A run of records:
·····

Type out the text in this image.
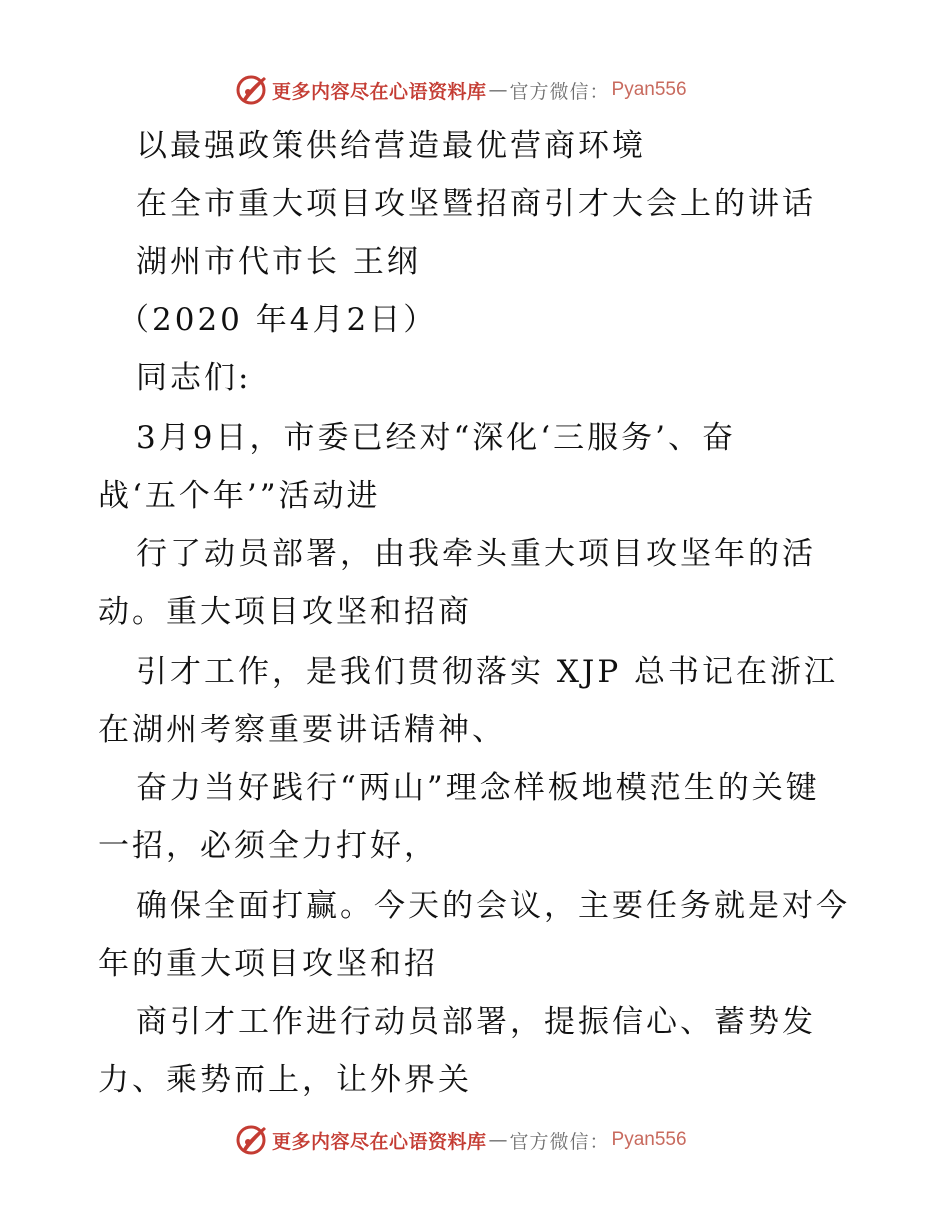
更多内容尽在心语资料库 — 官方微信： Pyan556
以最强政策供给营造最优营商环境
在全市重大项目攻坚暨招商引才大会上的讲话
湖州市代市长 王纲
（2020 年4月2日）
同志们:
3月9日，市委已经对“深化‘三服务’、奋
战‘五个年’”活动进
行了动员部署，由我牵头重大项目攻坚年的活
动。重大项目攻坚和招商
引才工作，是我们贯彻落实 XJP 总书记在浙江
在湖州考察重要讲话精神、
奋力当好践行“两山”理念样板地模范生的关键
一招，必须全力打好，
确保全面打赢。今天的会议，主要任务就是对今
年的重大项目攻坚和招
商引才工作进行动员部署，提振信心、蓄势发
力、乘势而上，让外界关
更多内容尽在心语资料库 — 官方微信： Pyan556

·····

**DIRECTIVE**
Copy every line of the data exactly as written, excluding the pictures.

**RESPONSE TO THE TASK**
Type out the text in this image.
更多内容尽在心语资料库 — 官方微信： Pyan556
以最强政策供给营造最优营商环境
在全市重大项目攻坚暨招商引才大会上的讲话
湖州市代市长 王纲
（2020 年4月2日）
同志们:
3月9日，市委已经对“深化‘三服务’、奋
战‘五个年’”活动进
行了动员部署，由我牵头重大项目攻坚年的活
动。重大项目攻坚和招商
引才工作，是我们贯彻落实 XJP 总书记在浙江
在湖州考察重要讲话精神、
奋力当好践行“两山”理念样板地模范生的关键
一招，必须全力打好，
确保全面打赢。今天的会议，主要任务就是对今
年的重大项目攻坚和招
商引才工作进行动员部署，提振信心、蓄势发
力、乘势而上，让外界关
更多内容尽在心语资料库 — 官方微信： Pyan556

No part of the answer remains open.